Supplied material:
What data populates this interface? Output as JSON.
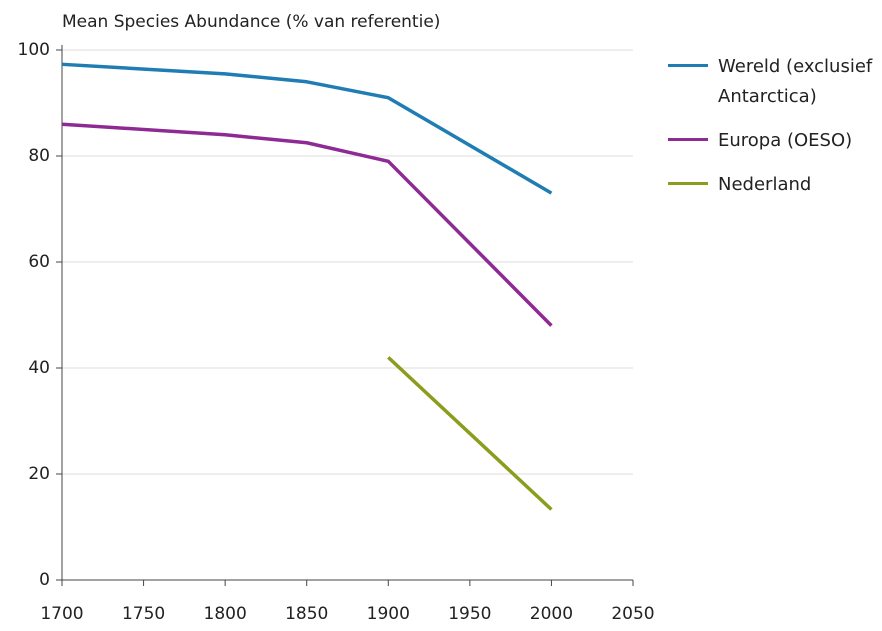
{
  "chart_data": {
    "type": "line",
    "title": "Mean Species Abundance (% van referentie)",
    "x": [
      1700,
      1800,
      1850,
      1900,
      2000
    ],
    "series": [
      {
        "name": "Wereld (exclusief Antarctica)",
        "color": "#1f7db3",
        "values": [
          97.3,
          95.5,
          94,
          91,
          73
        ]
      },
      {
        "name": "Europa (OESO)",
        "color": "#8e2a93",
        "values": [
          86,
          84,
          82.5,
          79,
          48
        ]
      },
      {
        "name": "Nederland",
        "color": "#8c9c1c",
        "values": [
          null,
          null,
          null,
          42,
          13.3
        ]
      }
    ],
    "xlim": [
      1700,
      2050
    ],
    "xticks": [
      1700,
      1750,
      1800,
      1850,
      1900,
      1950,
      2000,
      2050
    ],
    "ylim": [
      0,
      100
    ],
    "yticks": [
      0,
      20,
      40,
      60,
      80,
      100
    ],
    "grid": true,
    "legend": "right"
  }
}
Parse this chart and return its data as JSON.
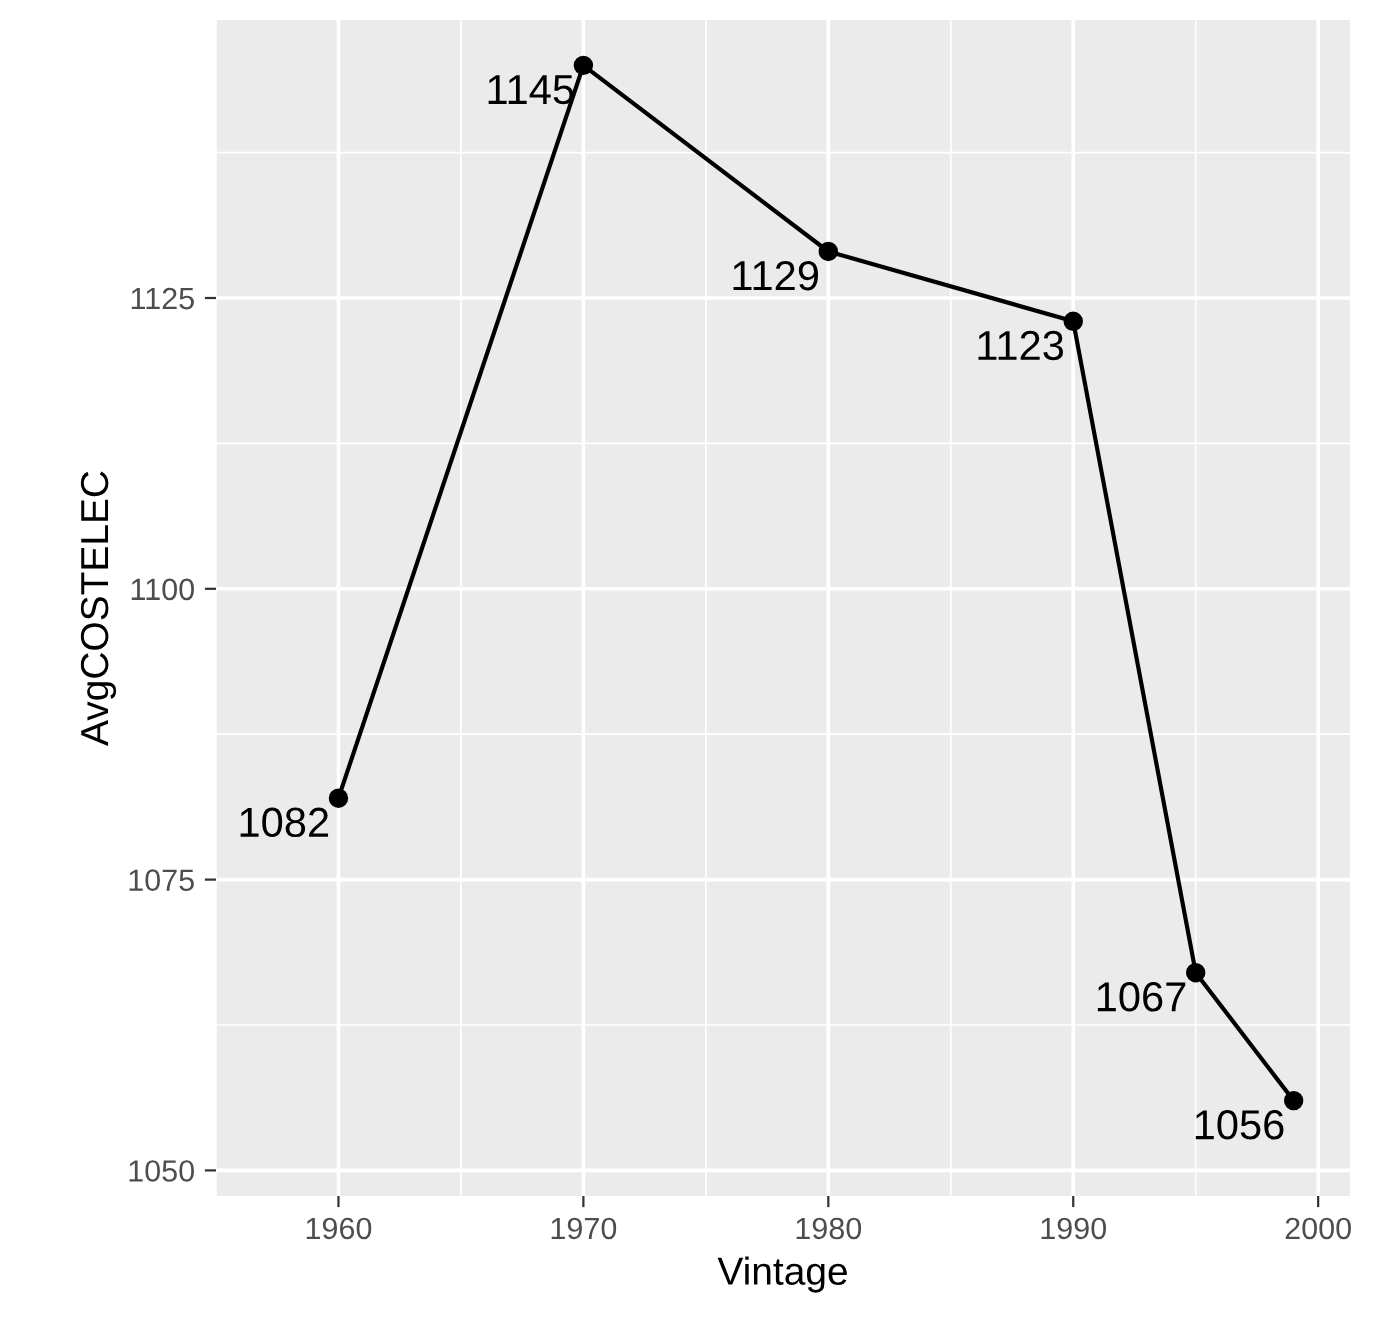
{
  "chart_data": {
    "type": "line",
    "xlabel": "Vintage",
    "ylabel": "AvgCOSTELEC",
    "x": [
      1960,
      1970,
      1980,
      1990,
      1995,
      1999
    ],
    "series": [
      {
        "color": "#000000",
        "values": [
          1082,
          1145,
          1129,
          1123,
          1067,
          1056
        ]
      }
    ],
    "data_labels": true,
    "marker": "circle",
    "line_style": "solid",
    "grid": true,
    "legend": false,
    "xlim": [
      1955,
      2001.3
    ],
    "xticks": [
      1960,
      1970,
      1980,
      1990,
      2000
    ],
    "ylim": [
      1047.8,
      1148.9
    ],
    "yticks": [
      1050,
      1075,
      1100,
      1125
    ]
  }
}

Written request: Give again exactly the lines from the one holding "Parse this chart and return its data as JSON." to the final line of the records, both ends included; any pictures stay out.

Task answer:
Parse this chart and return its data as JSON.
{
  "chart_data": {
    "type": "line",
    "xlabel": "Vintage",
    "ylabel": "AvgCOSTELEC",
    "x": [
      1960,
      1970,
      1980,
      1990,
      1995,
      1999
    ],
    "series": [
      {
        "color": "#000000",
        "values": [
          1082,
          1145,
          1129,
          1123,
          1067,
          1056
        ]
      }
    ],
    "data_labels": true,
    "marker": "circle",
    "line_style": "solid",
    "grid": true,
    "legend": false,
    "xlim": [
      1955,
      2001.3
    ],
    "xticks": [
      1960,
      1970,
      1980,
      1990,
      2000
    ],
    "ylim": [
      1047.8,
      1148.9
    ],
    "yticks": [
      1050,
      1075,
      1100,
      1125
    ]
  }
}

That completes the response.